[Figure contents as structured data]
═══

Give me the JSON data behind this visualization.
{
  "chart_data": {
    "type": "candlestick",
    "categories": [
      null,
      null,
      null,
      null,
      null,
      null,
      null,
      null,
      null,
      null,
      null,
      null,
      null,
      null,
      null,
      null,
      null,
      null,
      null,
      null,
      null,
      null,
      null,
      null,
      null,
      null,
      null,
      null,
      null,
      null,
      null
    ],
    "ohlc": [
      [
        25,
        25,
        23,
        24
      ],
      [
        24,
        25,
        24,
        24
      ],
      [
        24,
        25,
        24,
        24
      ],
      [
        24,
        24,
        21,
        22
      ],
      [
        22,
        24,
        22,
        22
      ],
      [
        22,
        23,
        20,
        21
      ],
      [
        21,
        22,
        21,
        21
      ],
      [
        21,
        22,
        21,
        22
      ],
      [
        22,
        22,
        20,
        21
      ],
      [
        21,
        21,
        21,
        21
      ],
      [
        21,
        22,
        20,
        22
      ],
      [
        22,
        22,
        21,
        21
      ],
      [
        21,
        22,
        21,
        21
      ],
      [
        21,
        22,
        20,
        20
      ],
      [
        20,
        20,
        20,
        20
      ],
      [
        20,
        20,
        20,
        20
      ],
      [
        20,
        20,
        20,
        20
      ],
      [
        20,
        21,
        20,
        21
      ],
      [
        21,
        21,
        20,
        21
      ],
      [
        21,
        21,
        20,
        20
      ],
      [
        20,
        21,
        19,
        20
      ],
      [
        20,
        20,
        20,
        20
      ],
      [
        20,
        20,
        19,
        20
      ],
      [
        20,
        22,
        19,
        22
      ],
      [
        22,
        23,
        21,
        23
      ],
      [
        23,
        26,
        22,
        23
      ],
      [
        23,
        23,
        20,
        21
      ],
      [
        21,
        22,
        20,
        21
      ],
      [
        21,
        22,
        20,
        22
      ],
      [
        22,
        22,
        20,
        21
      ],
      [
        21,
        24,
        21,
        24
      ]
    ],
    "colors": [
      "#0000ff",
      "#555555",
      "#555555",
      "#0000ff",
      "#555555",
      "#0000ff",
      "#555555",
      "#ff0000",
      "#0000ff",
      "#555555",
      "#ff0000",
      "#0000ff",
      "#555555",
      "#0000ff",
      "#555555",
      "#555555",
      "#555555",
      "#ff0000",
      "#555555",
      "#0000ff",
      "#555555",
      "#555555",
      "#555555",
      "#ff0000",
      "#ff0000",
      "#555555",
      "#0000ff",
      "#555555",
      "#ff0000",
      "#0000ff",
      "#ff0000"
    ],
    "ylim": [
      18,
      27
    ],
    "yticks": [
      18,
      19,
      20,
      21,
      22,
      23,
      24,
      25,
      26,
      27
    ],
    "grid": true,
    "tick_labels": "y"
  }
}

═══

Quote each line of the listing above exactly.

Give me the JSON data behind this visualization.
{
  "chart_data": {
    "type": "candlestick",
    "categories": [
      null,
      null,
      null,
      null,
      null,
      null,
      null,
      null,
      null,
      null,
      null,
      null,
      null,
      null,
      null,
      null,
      null,
      null,
      null,
      null,
      null,
      null,
      null,
      null,
      null,
      null,
      null,
      null,
      null,
      null,
      null
    ],
    "ohlc": [
      [
        25,
        25,
        23,
        24
      ],
      [
        24,
        25,
        24,
        24
      ],
      [
        24,
        25,
        24,
        24
      ],
      [
        24,
        24,
        21,
        22
      ],
      [
        22,
        24,
        22,
        22
      ],
      [
        22,
        23,
        20,
        21
      ],
      [
        21,
        22,
        21,
        21
      ],
      [
        21,
        22,
        21,
        22
      ],
      [
        22,
        22,
        20,
        21
      ],
      [
        21,
        21,
        21,
        21
      ],
      [
        21,
        22,
        20,
        22
      ],
      [
        22,
        22,
        21,
        21
      ],
      [
        21,
        22,
        21,
        21
      ],
      [
        21,
        22,
        20,
        20
      ],
      [
        20,
        20,
        20,
        20
      ],
      [
        20,
        20,
        20,
        20
      ],
      [
        20,
        20,
        20,
        20
      ],
      [
        20,
        21,
        20,
        21
      ],
      [
        21,
        21,
        20,
        21
      ],
      [
        21,
        21,
        20,
        20
      ],
      [
        20,
        21,
        19,
        20
      ],
      [
        20,
        20,
        20,
        20
      ],
      [
        20,
        20,
        19,
        20
      ],
      [
        20,
        22,
        19,
        22
      ],
      [
        22,
        23,
        21,
        23
      ],
      [
        23,
        26,
        22,
        23
      ],
      [
        23,
        23,
        20,
        21
      ],
      [
        21,
        22,
        20,
        21
      ],
      [
        21,
        22,
        20,
        22
      ],
      [
        22,
        22,
        20,
        21
      ],
      [
        21,
        24,
        21,
        24
      ]
    ],
    "colors": [
      "#0000ff",
      "#555555",
      "#555555",
      "#0000ff",
      "#555555",
      "#0000ff",
      "#555555",
      "#ff0000",
      "#0000ff",
      "#555555",
      "#ff0000",
      "#0000ff",
      "#555555",
      "#0000ff",
      "#555555",
      "#555555",
      "#555555",
      "#ff0000",
      "#555555",
      "#0000ff",
      "#555555",
      "#555555",
      "#555555",
      "#ff0000",
      "#ff0000",
      "#555555",
      "#0000ff",
      "#555555",
      "#ff0000",
      "#0000ff",
      "#ff0000"
    ],
    "ylim": [
      18,
      27
    ],
    "yticks": [
      18,
      19,
      20,
      21,
      22,
      23,
      24,
      25,
      26,
      27
    ],
    "grid": true,
    "tick_labels": "y"
  }
}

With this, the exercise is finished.